-- LISTED RECORDS follows --
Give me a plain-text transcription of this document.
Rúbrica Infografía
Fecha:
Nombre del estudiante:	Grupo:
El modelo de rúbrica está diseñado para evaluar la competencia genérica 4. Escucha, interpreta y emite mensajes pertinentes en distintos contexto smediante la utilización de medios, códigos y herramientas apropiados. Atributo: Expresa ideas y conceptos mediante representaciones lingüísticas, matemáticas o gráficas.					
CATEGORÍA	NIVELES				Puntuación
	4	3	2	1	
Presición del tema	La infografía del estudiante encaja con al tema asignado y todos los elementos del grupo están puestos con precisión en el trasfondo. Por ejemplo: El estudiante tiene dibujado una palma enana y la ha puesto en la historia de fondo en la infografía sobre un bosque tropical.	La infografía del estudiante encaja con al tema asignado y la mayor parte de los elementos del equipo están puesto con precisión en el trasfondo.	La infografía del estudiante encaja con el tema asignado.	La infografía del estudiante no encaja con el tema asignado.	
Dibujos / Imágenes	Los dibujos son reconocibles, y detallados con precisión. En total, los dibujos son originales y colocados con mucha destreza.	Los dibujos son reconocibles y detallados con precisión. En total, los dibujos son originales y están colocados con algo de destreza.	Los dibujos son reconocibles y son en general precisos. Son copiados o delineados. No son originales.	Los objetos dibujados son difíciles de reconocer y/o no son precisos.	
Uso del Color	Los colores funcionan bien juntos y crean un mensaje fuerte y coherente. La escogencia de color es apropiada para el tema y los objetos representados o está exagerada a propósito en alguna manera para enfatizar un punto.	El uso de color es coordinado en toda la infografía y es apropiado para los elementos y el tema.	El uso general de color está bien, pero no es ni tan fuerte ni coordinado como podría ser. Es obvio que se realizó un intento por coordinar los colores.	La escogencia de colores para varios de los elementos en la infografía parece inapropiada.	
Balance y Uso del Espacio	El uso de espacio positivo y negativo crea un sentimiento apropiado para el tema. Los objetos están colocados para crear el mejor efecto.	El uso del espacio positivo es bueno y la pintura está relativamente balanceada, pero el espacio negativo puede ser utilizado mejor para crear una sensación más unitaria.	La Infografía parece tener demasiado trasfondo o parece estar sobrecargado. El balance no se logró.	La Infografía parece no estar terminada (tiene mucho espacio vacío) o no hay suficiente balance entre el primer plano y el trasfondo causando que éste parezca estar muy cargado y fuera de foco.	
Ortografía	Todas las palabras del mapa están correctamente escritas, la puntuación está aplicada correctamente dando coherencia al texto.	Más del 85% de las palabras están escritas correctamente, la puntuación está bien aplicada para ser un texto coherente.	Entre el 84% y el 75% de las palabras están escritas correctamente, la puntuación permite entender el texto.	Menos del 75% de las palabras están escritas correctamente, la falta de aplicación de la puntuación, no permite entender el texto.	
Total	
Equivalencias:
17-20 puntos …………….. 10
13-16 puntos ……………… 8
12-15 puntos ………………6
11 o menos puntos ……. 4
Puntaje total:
-- LISTED RECORDS concluded --
YOUR TASK:
For every line of the records that has the word "bien" in it, make a copy.

TASK OUTPUT:
Uso del Color	Los colores funcionan bien juntos y crean un mensaje fuerte y coherente. La escogencia de color es apropiada para el tema y los objetos representados o está exagerada a propósito en alguna manera para enfatizar un punto.	El uso de color es coordinado en toda la infografía y es apropiado para los elementos y el tema.	El uso general de color está bien, pero no es ni tan fuerte ni coordinado como podría ser. Es obvio que se realizó un intento por coordinar los colores.	La escogencia de colores para varios de los elementos en la infografía parece inapropiada.	
Ortografía	Todas las palabras del mapa están correctamente escritas, la puntuación está aplicada correctamente dando coherencia al texto.	Más del 85% de las palabras están escritas correctamente, la puntuación está bien aplicada para ser un texto coherente.	Entre el 84% y el 75% de las palabras están escritas correctamente, la puntuación permite entender el texto.	Menos del 75% de las palabras están escritas correctamente, la falta de aplicación de la puntuación, no permite entender el texto.	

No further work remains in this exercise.